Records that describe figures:
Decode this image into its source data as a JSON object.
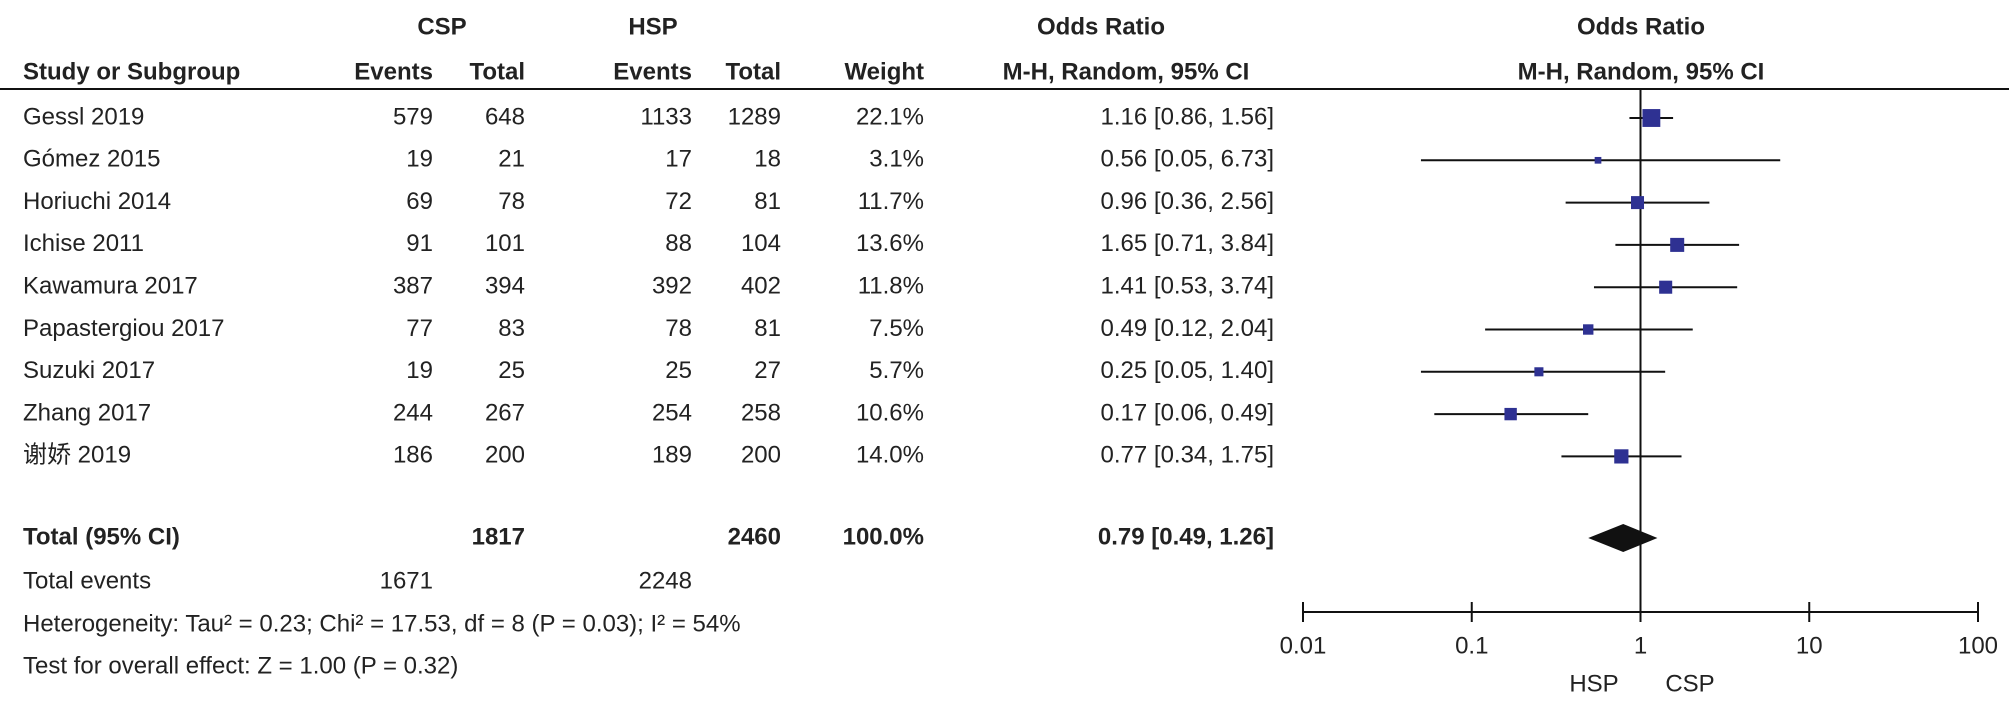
{
  "chart_data": {
    "type": "forest",
    "column_headers": {
      "study": "Study or Subgroup",
      "group1": "CSP",
      "group2": "HSP",
      "events1": "Events",
      "total1": "Total",
      "events2": "Events",
      "total2": "Total",
      "weight": "Weight",
      "effect": "Odds Ratio",
      "method": "M-H, Random, 95% CI",
      "plot_title": "Odds Ratio",
      "plot_method": "M-H, Random, 95% CI"
    },
    "studies": [
      "Gessl 2019",
      "Gómez 2015",
      "Horiuchi 2014",
      "Ichise 2011",
      "Kawamura 2017",
      "Papastergiou 2017",
      "Suzuki 2017",
      "Zhang 2017",
      "谢娇 2019"
    ],
    "events1": [
      579,
      19,
      69,
      91,
      387,
      77,
      19,
      244,
      186
    ],
    "total1": [
      648,
      21,
      78,
      101,
      394,
      83,
      25,
      267,
      200
    ],
    "events2": [
      1133,
      17,
      72,
      88,
      392,
      78,
      25,
      254,
      189
    ],
    "total2": [
      1289,
      18,
      81,
      104,
      402,
      81,
      27,
      258,
      200
    ],
    "weights": [
      22.1,
      3.1,
      11.7,
      13.6,
      11.8,
      7.5,
      5.7,
      10.6,
      14.0
    ],
    "weight_labels": [
      "22.1%",
      "3.1%",
      "11.7%",
      "13.6%",
      "11.8%",
      "7.5%",
      "5.7%",
      "10.6%",
      "14.0%"
    ],
    "values": [
      1.16,
      0.56,
      0.96,
      1.65,
      1.41,
      0.49,
      0.25,
      0.17,
      0.77
    ],
    "ci_lower": [
      0.86,
      0.05,
      0.36,
      0.71,
      0.53,
      0.12,
      0.05,
      0.06,
      0.34
    ],
    "ci_upper": [
      1.56,
      6.73,
      2.56,
      3.84,
      3.74,
      2.04,
      1.4,
      0.49,
      1.75
    ],
    "value_labels": [
      "1.16 [0.86, 1.56]",
      "0.56 [0.05, 6.73]",
      "0.96 [0.36, 2.56]",
      "1.65 [0.71, 3.84]",
      "1.41 [0.53, 3.74]",
      "0.49 [0.12, 2.04]",
      "0.25 [0.05, 1.40]",
      "0.17 [0.06, 0.49]",
      "0.77 [0.34, 1.75]"
    ],
    "overall": {
      "label": "Total (95% CI)",
      "total1": 1817,
      "total2": 2460,
      "weight": 100,
      "weight_label": "100.0%",
      "value": 0.79,
      "ci_lower": 0.49,
      "ci_upper": 1.26,
      "value_label": "0.79 [0.49, 1.26]",
      "events_label": "Total events",
      "events1": 1671,
      "events2": 2248
    },
    "heterogeneity": "Heterogeneity: Tau² = 0.23; Chi² = 17.53, df = 8 (P = 0.03); I² = 54%",
    "overall_effect": "Test for overall effect: Z = 1.00 (P = 0.32)",
    "xlim": [
      0.01,
      100
    ],
    "xticks": [
      0.01,
      0.1,
      1,
      10,
      100
    ],
    "log_scale": true,
    "favours": [
      "HSP",
      "CSP"
    ],
    "color": "#2e3192"
  }
}
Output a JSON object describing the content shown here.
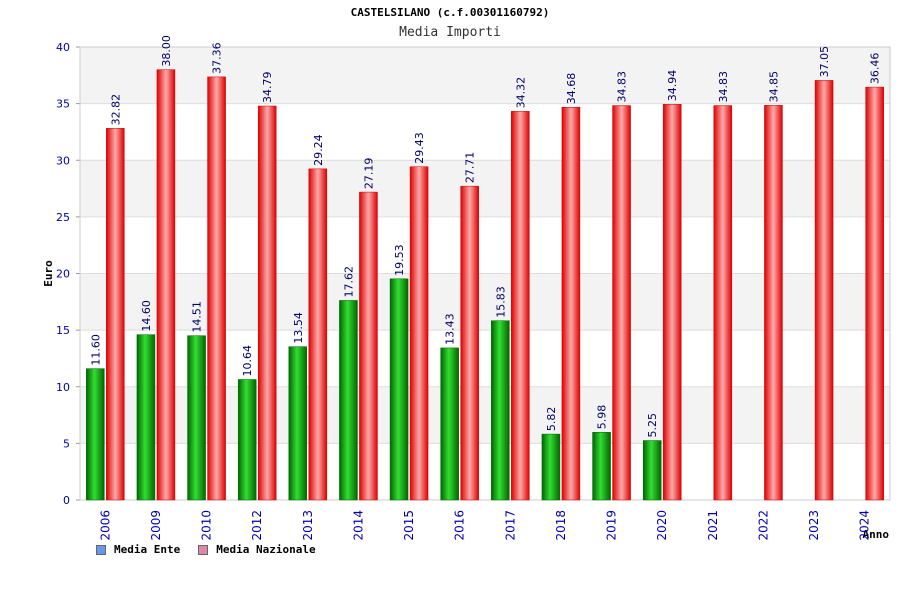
{
  "title": "CASTELSILANO (c.f.00301160792)",
  "subtitle": "Media Importi",
  "chart_data": {
    "type": "bar",
    "xlabel": "Anno",
    "ylabel": "Euro",
    "ylim": [
      0,
      40
    ],
    "yticks": [
      0,
      5,
      10,
      15,
      20,
      25,
      30,
      35,
      40
    ],
    "grid": true,
    "legend_position": "bottom-left",
    "categories": [
      "2006",
      "2009",
      "2010",
      "2012",
      "2013",
      "2014",
      "2015",
      "2016",
      "2017",
      "2018",
      "2019",
      "2020",
      "2021",
      "2022",
      "2023",
      "2024"
    ],
    "series": [
      {
        "name": "Media Ente",
        "color": "#009900",
        "legend_color": "#6699ee",
        "values": [
          11.6,
          14.6,
          14.51,
          10.64,
          13.54,
          17.62,
          19.53,
          13.43,
          15.83,
          5.82,
          5.98,
          5.25,
          null,
          null,
          null,
          null
        ],
        "labels": [
          "11.60",
          "14.60",
          "14.51",
          "10.64",
          "13.54",
          "17.62",
          "19.53",
          "13.43",
          "15.83",
          "5.82",
          "5.98",
          "5.25",
          "",
          "",
          "",
          ""
        ]
      },
      {
        "name": "Media Nazionale",
        "color": "#ee1111",
        "legend_color": "#dd88aa",
        "values": [
          32.82,
          38.0,
          37.36,
          34.79,
          29.24,
          27.19,
          29.43,
          27.71,
          34.32,
          34.68,
          34.83,
          34.94,
          34.83,
          34.85,
          37.05,
          36.46
        ],
        "labels": [
          "32.82",
          "38.00",
          "37.36",
          "34.79",
          "29.24",
          "27.19",
          "29.43",
          "27.71",
          "34.32",
          "34.68",
          "34.83",
          "34.94",
          "34.83",
          "34.85",
          "37.05",
          "36.46"
        ]
      }
    ]
  }
}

## Problem statement:
Set down all the entries exactly as they appear, but skip any pictures.

## Exercise result:
Decode this image into its source data as a JSON object.
{
  "chart_data": {
    "type": "forest",
    "column_headers": {
      "study": "Study or Subgroup",
      "group1": "CSP",
      "group2": "HSP",
      "events1": "Events",
      "total1": "Total",
      "events2": "Events",
      "total2": "Total",
      "weight": "Weight",
      "effect": "Odds Ratio",
      "method": "M-H, Random, 95% CI",
      "plot_title": "Odds Ratio",
      "plot_method": "M-H, Random, 95% CI"
    },
    "studies": [
      "Gessl 2019",
      "Gómez 2015",
      "Horiuchi 2014",
      "Ichise 2011",
      "Kawamura 2017",
      "Papastergiou 2017",
      "Suzuki 2017",
      "Zhang 2017",
      "谢娇 2019"
    ],
    "events1": [
      579,
      19,
      69,
      91,
      387,
      77,
      19,
      244,
      186
    ],
    "total1": [
      648,
      21,
      78,
      101,
      394,
      83,
      25,
      267,
      200
    ],
    "events2": [
      1133,
      17,
      72,
      88,
      392,
      78,
      25,
      254,
      189
    ],
    "total2": [
      1289,
      18,
      81,
      104,
      402,
      81,
      27,
      258,
      200
    ],
    "weights": [
      22.1,
      3.1,
      11.7,
      13.6,
      11.8,
      7.5,
      5.7,
      10.6,
      14.0
    ],
    "weight_labels": [
      "22.1%",
      "3.1%",
      "11.7%",
      "13.6%",
      "11.8%",
      "7.5%",
      "5.7%",
      "10.6%",
      "14.0%"
    ],
    "values": [
      1.16,
      0.56,
      0.96,
      1.65,
      1.41,
      0.49,
      0.25,
      0.17,
      0.77
    ],
    "ci_lower": [
      0.86,
      0.05,
      0.36,
      0.71,
      0.53,
      0.12,
      0.05,
      0.06,
      0.34
    ],
    "ci_upper": [
      1.56,
      6.73,
      2.56,
      3.84,
      3.74,
      2.04,
      1.4,
      0.49,
      1.75
    ],
    "value_labels": [
      "1.16 [0.86, 1.56]",
      "0.56 [0.05, 6.73]",
      "0.96 [0.36, 2.56]",
      "1.65 [0.71, 3.84]",
      "1.41 [0.53, 3.74]",
      "0.49 [0.12, 2.04]",
      "0.25 [0.05, 1.40]",
      "0.17 [0.06, 0.49]",
      "0.77 [0.34, 1.75]"
    ],
    "overall": {
      "label": "Total (95% CI)",
      "total1": 1817,
      "total2": 2460,
      "weight": 100,
      "weight_label": "100.0%",
      "value": 0.79,
      "ci_lower": 0.49,
      "ci_upper": 1.26,
      "value_label": "0.79 [0.49, 1.26]",
      "events_label": "Total events",
      "events1": 1671,
      "events2": 2248
    },
    "heterogeneity": "Heterogeneity: Tau² = 0.23; Chi² = 17.53, df = 8 (P = 0.03); I² = 54%",
    "overall_effect": "Test for overall effect: Z = 1.00 (P = 0.32)",
    "xlim": [
      0.01,
      100
    ],
    "xticks": [
      0.01,
      0.1,
      1,
      10,
      100
    ],
    "log_scale": true,
    "favours": [
      "HSP",
      "CSP"
    ],
    "color": "#2e3192"
  }
}
Output a JSON object describing the content shown here.
{
  "title": "CASTELSILANO (c.f.00301160792)",
  "subtitle": "Media Importi",
  "chart_data": {
    "type": "bar",
    "xlabel": "Anno",
    "ylabel": "Euro",
    "ylim": [
      0,
      40
    ],
    "yticks": [
      0,
      5,
      10,
      15,
      20,
      25,
      30,
      35,
      40
    ],
    "grid": true,
    "legend_position": "bottom-left",
    "categories": [
      "2006",
      "2009",
      "2010",
      "2012",
      "2013",
      "2014",
      "2015",
      "2016",
      "2017",
      "2018",
      "2019",
      "2020",
      "2021",
      "2022",
      "2023",
      "2024"
    ],
    "series": [
      {
        "name": "Media Ente",
        "color": "#009900",
        "legend_color": "#6699ee",
        "values": [
          11.6,
          14.6,
          14.51,
          10.64,
          13.54,
          17.62,
          19.53,
          13.43,
          15.83,
          5.82,
          5.98,
          5.25,
          null,
          null,
          null,
          null
        ],
        "labels": [
          "11.60",
          "14.60",
          "14.51",
          "10.64",
          "13.54",
          "17.62",
          "19.53",
          "13.43",
          "15.83",
          "5.82",
          "5.98",
          "5.25",
          "",
          "",
          "",
          ""
        ]
      },
      {
        "name": "Media Nazionale",
        "color": "#ee1111",
        "legend_color": "#dd88aa",
        "values": [
          32.82,
          38.0,
          37.36,
          34.79,
          29.24,
          27.19,
          29.43,
          27.71,
          34.32,
          34.68,
          34.83,
          34.94,
          34.83,
          34.85,
          37.05,
          36.46
        ],
        "labels": [
          "32.82",
          "38.00",
          "37.36",
          "34.79",
          "29.24",
          "27.19",
          "29.43",
          "27.71",
          "34.32",
          "34.68",
          "34.83",
          "34.94",
          "34.83",
          "34.85",
          "37.05",
          "36.46"
        ]
      }
    ]
  }
}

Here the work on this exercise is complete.